> _PROBLEM REQUIREMENTS_: Tell me how many lines hold "будет", please, using only the number.

== EXCERPTED DATA ==

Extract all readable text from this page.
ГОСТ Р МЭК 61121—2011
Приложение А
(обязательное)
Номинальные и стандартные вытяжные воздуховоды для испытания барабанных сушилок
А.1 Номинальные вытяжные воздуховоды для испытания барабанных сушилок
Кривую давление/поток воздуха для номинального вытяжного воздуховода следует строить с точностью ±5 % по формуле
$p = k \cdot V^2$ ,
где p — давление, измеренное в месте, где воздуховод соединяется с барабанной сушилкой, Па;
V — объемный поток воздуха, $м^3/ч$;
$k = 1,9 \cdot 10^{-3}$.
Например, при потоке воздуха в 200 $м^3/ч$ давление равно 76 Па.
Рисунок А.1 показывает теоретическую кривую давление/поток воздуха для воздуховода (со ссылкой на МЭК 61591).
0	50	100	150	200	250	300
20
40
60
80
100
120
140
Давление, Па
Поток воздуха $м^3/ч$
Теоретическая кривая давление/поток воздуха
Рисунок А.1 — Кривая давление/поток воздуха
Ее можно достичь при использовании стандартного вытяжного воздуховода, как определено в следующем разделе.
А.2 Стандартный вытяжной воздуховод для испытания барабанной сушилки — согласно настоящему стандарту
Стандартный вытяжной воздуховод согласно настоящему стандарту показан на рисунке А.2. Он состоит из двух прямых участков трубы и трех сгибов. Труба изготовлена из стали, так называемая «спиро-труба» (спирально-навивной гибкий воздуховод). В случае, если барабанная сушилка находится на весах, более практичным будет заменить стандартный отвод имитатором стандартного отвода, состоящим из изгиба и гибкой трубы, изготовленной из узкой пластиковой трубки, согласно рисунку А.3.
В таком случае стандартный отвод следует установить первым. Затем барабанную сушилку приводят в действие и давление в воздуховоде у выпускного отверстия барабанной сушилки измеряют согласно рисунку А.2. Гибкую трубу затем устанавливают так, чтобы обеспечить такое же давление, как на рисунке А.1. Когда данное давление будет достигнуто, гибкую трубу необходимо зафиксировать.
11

===

> _THE RESULT_: 2